[Supplied material]
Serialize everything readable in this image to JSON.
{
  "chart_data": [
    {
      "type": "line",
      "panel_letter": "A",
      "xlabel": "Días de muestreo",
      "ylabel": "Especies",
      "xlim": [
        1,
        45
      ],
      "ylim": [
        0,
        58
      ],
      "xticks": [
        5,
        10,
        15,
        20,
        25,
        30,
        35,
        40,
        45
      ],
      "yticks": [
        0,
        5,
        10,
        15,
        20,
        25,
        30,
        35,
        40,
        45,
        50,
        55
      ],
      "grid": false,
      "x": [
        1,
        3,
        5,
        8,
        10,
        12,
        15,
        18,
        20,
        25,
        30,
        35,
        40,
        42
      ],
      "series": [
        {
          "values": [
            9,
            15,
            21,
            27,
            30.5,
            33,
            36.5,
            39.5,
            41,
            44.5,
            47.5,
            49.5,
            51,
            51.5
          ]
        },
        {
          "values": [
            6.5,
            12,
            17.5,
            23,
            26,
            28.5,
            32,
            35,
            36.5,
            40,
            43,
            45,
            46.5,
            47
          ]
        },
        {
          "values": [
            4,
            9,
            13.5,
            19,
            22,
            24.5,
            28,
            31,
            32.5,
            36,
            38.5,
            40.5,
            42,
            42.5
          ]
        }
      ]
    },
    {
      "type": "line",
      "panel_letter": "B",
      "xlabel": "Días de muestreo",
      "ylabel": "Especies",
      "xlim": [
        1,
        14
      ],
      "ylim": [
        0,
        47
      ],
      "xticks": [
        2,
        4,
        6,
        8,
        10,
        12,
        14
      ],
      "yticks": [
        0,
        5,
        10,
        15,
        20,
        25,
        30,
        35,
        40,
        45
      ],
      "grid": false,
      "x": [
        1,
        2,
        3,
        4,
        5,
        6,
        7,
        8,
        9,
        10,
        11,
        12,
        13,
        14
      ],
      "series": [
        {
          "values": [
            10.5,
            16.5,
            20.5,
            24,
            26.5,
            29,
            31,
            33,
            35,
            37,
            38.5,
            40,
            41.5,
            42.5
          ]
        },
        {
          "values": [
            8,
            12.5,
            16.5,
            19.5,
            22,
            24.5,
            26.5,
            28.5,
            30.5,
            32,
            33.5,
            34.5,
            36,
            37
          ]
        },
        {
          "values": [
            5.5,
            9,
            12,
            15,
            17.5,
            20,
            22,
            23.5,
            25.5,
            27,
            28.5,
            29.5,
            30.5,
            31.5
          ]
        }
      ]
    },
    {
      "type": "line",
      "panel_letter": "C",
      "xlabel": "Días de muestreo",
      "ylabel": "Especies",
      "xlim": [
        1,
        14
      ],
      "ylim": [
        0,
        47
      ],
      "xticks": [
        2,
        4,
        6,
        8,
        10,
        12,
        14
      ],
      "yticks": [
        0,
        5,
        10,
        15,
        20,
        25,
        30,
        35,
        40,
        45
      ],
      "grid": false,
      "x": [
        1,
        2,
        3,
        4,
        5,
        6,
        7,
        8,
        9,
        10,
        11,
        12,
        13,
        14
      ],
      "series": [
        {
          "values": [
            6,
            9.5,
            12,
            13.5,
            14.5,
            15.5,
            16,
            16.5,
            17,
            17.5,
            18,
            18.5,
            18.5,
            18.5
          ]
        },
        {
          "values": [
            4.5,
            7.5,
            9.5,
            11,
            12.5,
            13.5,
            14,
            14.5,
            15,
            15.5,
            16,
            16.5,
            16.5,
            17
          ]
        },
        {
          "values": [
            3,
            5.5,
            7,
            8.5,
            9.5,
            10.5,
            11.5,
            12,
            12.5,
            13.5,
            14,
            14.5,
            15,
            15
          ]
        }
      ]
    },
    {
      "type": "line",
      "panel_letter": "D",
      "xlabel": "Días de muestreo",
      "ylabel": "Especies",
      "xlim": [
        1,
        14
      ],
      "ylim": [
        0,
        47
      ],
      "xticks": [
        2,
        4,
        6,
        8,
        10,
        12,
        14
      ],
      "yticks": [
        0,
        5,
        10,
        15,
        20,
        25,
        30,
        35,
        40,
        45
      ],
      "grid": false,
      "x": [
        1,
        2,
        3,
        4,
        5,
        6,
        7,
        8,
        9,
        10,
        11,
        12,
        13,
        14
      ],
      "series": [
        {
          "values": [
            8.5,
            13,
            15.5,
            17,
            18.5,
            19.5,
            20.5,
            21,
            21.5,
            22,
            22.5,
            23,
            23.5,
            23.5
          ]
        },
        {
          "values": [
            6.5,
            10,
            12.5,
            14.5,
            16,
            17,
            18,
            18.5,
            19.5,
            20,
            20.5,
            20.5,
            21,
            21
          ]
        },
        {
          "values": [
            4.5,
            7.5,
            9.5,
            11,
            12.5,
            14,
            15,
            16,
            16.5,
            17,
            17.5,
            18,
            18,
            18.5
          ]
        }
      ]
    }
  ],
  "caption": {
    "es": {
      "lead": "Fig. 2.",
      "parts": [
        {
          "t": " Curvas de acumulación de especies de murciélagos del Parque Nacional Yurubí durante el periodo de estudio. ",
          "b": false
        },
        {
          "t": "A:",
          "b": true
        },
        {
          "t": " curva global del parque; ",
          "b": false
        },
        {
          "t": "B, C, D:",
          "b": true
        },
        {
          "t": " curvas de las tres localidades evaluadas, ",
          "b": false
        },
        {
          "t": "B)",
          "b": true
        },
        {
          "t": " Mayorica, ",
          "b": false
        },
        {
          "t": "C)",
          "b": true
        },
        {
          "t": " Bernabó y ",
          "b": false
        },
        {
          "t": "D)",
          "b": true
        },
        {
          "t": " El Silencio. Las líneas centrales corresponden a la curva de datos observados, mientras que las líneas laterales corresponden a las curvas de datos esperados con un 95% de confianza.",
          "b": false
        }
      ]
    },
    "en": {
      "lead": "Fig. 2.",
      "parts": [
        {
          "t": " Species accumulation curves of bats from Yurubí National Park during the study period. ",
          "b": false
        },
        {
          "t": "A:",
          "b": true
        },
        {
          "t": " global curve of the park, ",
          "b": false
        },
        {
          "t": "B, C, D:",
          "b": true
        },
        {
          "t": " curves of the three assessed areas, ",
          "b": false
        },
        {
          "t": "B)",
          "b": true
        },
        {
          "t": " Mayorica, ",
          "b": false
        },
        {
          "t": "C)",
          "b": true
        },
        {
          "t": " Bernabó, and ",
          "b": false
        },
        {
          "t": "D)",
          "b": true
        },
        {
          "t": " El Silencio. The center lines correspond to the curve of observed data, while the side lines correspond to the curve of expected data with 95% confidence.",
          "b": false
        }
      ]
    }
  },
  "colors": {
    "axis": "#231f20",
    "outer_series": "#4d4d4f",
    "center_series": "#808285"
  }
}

[Aim of the task] Please reproduce every line of the material word for word.

[Problem solution]
Serialize everything readable in this image to JSON.
{
  "chart_data": [
    {
      "type": "line",
      "panel_letter": "A",
      "xlabel": "Días de muestreo",
      "ylabel": "Especies",
      "xlim": [
        1,
        45
      ],
      "ylim": [
        0,
        58
      ],
      "xticks": [
        5,
        10,
        15,
        20,
        25,
        30,
        35,
        40,
        45
      ],
      "yticks": [
        0,
        5,
        10,
        15,
        20,
        25,
        30,
        35,
        40,
        45,
        50,
        55
      ],
      "grid": false,
      "x": [
        1,
        3,
        5,
        8,
        10,
        12,
        15,
        18,
        20,
        25,
        30,
        35,
        40,
        42
      ],
      "series": [
        {
          "values": [
            9,
            15,
            21,
            27,
            30.5,
            33,
            36.5,
            39.5,
            41,
            44.5,
            47.5,
            49.5,
            51,
            51.5
          ]
        },
        {
          "values": [
            6.5,
            12,
            17.5,
            23,
            26,
            28.5,
            32,
            35,
            36.5,
            40,
            43,
            45,
            46.5,
            47
          ]
        },
        {
          "values": [
            4,
            9,
            13.5,
            19,
            22,
            24.5,
            28,
            31,
            32.5,
            36,
            38.5,
            40.5,
            42,
            42.5
          ]
        }
      ]
    },
    {
      "type": "line",
      "panel_letter": "B",
      "xlabel": "Días de muestreo",
      "ylabel": "Especies",
      "xlim": [
        1,
        14
      ],
      "ylim": [
        0,
        47
      ],
      "xticks": [
        2,
        4,
        6,
        8,
        10,
        12,
        14
      ],
      "yticks": [
        0,
        5,
        10,
        15,
        20,
        25,
        30,
        35,
        40,
        45
      ],
      "grid": false,
      "x": [
        1,
        2,
        3,
        4,
        5,
        6,
        7,
        8,
        9,
        10,
        11,
        12,
        13,
        14
      ],
      "series": [
        {
          "values": [
            10.5,
            16.5,
            20.5,
            24,
            26.5,
            29,
            31,
            33,
            35,
            37,
            38.5,
            40,
            41.5,
            42.5
          ]
        },
        {
          "values": [
            8,
            12.5,
            16.5,
            19.5,
            22,
            24.5,
            26.5,
            28.5,
            30.5,
            32,
            33.5,
            34.5,
            36,
            37
          ]
        },
        {
          "values": [
            5.5,
            9,
            12,
            15,
            17.5,
            20,
            22,
            23.5,
            25.5,
            27,
            28.5,
            29.5,
            30.5,
            31.5
          ]
        }
      ]
    },
    {
      "type": "line",
      "panel_letter": "C",
      "xlabel": "Días de muestreo",
      "ylabel": "Especies",
      "xlim": [
        1,
        14
      ],
      "ylim": [
        0,
        47
      ],
      "xticks": [
        2,
        4,
        6,
        8,
        10,
        12,
        14
      ],
      "yticks": [
        0,
        5,
        10,
        15,
        20,
        25,
        30,
        35,
        40,
        45
      ],
      "grid": false,
      "x": [
        1,
        2,
        3,
        4,
        5,
        6,
        7,
        8,
        9,
        10,
        11,
        12,
        13,
        14
      ],
      "series": [
        {
          "values": [
            6,
            9.5,
            12,
            13.5,
            14.5,
            15.5,
            16,
            16.5,
            17,
            17.5,
            18,
            18.5,
            18.5,
            18.5
          ]
        },
        {
          "values": [
            4.5,
            7.5,
            9.5,
            11,
            12.5,
            13.5,
            14,
            14.5,
            15,
            15.5,
            16,
            16.5,
            16.5,
            17
          ]
        },
        {
          "values": [
            3,
            5.5,
            7,
            8.5,
            9.5,
            10.5,
            11.5,
            12,
            12.5,
            13.5,
            14,
            14.5,
            15,
            15
          ]
        }
      ]
    },
    {
      "type": "line",
      "panel_letter": "D",
      "xlabel": "Días de muestreo",
      "ylabel": "Especies",
      "xlim": [
        1,
        14
      ],
      "ylim": [
        0,
        47
      ],
      "xticks": [
        2,
        4,
        6,
        8,
        10,
        12,
        14
      ],
      "yticks": [
        0,
        5,
        10,
        15,
        20,
        25,
        30,
        35,
        40,
        45
      ],
      "grid": false,
      "x": [
        1,
        2,
        3,
        4,
        5,
        6,
        7,
        8,
        9,
        10,
        11,
        12,
        13,
        14
      ],
      "series": [
        {
          "values": [
            8.5,
            13,
            15.5,
            17,
            18.5,
            19.5,
            20.5,
            21,
            21.5,
            22,
            22.5,
            23,
            23.5,
            23.5
          ]
        },
        {
          "values": [
            6.5,
            10,
            12.5,
            14.5,
            16,
            17,
            18,
            18.5,
            19.5,
            20,
            20.5,
            20.5,
            21,
            21
          ]
        },
        {
          "values": [
            4.5,
            7.5,
            9.5,
            11,
            12.5,
            14,
            15,
            16,
            16.5,
            17,
            17.5,
            18,
            18,
            18.5
          ]
        }
      ]
    }
  ],
  "caption": {
    "es": {
      "lead": "Fig. 2.",
      "parts": [
        {
          "t": " Curvas de acumulación de especies de murciélagos del Parque Nacional Yurubí durante el periodo de estudio. ",
          "b": false
        },
        {
          "t": "A:",
          "b": true
        },
        {
          "t": " curva global del parque; ",
          "b": false
        },
        {
          "t": "B, C, D:",
          "b": true
        },
        {
          "t": " curvas de las tres localidades evaluadas, ",
          "b": false
        },
        {
          "t": "B)",
          "b": true
        },
        {
          "t": " Mayorica, ",
          "b": false
        },
        {
          "t": "C)",
          "b": true
        },
        {
          "t": " Bernabó y ",
          "b": false
        },
        {
          "t": "D)",
          "b": true
        },
        {
          "t": " El Silencio. Las líneas centrales corresponden a la curva de datos observados, mientras que las líneas laterales corresponden a las curvas de datos esperados con un 95% de confianza.",
          "b": false
        }
      ]
    },
    "en": {
      "lead": "Fig. 2.",
      "parts": [
        {
          "t": " Species accumulation curves of bats from Yurubí National Park during the study period. ",
          "b": false
        },
        {
          "t": "A:",
          "b": true
        },
        {
          "t": " global curve of the park, ",
          "b": false
        },
        {
          "t": "B, C, D:",
          "b": true
        },
        {
          "t": " curves of the three assessed areas, ",
          "b": false
        },
        {
          "t": "B)",
          "b": true
        },
        {
          "t": " Mayorica, ",
          "b": false
        },
        {
          "t": "C)",
          "b": true
        },
        {
          "t": " Bernabó, and ",
          "b": false
        },
        {
          "t": "D)",
          "b": true
        },
        {
          "t": " El Silencio. The center lines correspond to the curve of observed data, while the side lines correspond to the curve of expected data with 95% confidence.",
          "b": false
        }
      ]
    }
  },
  "colors": {
    "axis": "#231f20",
    "outer_series": "#4d4d4f",
    "center_series": "#808285"
  }
}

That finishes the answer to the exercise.